Find every line in the records below that holds the word "plate" and copy it.
======== Entries shown ========
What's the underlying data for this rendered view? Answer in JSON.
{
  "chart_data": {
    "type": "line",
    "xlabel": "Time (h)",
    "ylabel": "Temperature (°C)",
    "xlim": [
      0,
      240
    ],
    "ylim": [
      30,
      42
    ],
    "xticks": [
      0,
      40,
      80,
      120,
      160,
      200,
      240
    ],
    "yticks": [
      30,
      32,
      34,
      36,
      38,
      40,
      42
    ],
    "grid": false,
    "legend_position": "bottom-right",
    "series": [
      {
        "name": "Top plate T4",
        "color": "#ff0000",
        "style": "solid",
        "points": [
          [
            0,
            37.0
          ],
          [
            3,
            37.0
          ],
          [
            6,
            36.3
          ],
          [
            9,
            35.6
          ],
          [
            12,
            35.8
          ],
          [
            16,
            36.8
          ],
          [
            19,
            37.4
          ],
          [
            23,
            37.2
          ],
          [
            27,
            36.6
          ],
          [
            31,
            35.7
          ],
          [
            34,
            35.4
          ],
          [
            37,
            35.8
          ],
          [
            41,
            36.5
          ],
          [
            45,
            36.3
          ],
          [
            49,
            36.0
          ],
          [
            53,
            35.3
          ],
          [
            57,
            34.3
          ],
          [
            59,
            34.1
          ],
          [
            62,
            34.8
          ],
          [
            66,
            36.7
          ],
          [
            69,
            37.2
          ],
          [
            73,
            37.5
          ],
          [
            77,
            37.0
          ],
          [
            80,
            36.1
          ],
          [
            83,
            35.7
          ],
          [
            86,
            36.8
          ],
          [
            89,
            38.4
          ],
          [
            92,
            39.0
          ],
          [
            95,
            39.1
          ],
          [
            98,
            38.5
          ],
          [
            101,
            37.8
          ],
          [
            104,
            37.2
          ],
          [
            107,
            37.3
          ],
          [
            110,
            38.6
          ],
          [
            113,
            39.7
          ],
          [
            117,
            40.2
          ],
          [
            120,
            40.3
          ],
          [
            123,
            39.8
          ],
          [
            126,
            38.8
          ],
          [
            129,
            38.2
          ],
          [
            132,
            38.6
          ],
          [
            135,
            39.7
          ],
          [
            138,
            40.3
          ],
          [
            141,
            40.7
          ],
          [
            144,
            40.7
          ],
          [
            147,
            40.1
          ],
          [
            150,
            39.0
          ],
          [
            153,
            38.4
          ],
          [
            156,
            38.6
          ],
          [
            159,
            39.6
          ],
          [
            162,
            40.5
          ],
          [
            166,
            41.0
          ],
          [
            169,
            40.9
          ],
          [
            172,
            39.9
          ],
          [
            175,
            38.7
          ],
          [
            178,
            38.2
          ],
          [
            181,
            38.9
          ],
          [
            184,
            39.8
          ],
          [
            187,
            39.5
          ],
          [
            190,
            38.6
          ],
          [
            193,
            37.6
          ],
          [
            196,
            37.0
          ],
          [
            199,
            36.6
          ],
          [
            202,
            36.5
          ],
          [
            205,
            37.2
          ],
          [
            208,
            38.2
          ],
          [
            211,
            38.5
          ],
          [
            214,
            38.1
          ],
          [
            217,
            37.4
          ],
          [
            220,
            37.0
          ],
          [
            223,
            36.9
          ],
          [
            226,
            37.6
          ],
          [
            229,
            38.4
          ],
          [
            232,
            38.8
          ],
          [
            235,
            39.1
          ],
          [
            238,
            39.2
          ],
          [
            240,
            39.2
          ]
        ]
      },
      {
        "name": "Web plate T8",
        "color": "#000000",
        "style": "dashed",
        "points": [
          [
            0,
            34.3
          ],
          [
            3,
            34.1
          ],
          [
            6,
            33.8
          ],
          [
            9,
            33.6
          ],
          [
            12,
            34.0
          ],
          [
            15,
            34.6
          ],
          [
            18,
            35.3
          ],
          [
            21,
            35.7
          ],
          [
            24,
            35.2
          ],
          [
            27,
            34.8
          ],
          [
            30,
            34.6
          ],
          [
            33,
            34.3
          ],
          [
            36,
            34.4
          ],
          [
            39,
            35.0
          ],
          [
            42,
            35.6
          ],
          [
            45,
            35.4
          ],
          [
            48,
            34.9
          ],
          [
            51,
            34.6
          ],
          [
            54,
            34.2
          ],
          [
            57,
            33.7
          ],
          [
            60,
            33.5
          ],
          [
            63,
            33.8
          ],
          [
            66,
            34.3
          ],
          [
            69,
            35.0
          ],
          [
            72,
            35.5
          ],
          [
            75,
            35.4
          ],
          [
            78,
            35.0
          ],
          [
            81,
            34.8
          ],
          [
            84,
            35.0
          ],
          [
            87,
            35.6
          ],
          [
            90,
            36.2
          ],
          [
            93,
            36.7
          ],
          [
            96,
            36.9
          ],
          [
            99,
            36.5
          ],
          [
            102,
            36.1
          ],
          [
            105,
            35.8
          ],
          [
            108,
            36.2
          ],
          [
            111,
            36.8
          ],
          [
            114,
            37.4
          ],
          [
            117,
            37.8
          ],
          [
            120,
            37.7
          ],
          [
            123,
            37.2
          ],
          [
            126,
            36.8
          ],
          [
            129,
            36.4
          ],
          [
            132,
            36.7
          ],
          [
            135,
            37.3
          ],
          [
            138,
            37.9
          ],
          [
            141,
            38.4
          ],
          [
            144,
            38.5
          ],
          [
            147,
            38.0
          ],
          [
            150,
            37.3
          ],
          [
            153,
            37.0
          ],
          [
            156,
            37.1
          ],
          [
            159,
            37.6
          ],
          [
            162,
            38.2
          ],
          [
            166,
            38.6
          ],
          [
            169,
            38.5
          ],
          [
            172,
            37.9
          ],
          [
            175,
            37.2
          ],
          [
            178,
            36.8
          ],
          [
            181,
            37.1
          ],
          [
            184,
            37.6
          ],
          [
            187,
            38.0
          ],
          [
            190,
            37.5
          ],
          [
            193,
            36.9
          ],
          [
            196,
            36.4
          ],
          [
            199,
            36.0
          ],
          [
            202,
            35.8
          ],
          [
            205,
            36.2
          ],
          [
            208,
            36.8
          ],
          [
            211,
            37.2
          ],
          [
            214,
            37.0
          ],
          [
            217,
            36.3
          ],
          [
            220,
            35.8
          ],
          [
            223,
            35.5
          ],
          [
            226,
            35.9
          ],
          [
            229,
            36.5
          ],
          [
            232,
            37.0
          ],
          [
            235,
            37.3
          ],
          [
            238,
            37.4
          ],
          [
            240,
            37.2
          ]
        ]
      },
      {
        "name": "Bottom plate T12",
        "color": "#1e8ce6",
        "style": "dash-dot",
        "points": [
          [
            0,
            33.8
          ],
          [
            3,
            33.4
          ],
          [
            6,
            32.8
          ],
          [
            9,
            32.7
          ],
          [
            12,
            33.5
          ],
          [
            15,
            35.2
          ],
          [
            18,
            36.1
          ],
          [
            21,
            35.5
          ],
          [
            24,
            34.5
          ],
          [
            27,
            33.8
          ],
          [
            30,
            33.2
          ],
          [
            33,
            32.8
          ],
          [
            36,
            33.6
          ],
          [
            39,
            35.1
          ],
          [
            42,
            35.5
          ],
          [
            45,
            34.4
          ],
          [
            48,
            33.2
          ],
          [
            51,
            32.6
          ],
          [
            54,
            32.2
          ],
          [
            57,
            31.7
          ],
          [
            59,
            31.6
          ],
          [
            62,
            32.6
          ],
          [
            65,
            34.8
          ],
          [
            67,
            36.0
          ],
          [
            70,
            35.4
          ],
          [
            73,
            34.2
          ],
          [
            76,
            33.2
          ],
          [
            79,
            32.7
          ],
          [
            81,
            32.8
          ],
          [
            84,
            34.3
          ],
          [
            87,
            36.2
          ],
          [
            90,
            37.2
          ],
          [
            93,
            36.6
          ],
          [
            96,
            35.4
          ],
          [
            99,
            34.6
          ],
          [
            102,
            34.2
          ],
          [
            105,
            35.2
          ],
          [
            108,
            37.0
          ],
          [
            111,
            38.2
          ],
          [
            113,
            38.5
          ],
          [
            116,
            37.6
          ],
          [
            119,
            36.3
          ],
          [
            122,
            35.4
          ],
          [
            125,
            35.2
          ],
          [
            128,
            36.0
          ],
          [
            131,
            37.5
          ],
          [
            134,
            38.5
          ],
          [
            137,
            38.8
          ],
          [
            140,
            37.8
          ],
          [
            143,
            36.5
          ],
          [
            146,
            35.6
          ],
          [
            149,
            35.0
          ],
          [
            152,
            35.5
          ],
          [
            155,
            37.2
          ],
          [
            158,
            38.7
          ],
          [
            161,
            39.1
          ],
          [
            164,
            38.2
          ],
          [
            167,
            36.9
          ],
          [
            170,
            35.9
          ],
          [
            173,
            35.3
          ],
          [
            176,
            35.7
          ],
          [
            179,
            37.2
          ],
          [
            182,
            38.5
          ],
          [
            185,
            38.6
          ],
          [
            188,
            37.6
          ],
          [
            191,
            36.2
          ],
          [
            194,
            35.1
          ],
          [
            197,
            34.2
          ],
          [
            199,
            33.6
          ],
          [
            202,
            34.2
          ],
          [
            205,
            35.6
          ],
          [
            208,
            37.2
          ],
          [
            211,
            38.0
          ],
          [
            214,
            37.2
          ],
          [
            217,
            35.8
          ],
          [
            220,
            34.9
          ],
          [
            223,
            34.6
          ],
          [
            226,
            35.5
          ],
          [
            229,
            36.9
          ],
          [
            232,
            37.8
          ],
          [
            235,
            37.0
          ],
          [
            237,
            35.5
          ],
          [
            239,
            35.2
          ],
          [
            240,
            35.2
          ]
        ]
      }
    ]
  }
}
========
Written response:
        "name": "Top plate T4",
        "name": "Web plate T8",
        "name": "Bottom plate T12",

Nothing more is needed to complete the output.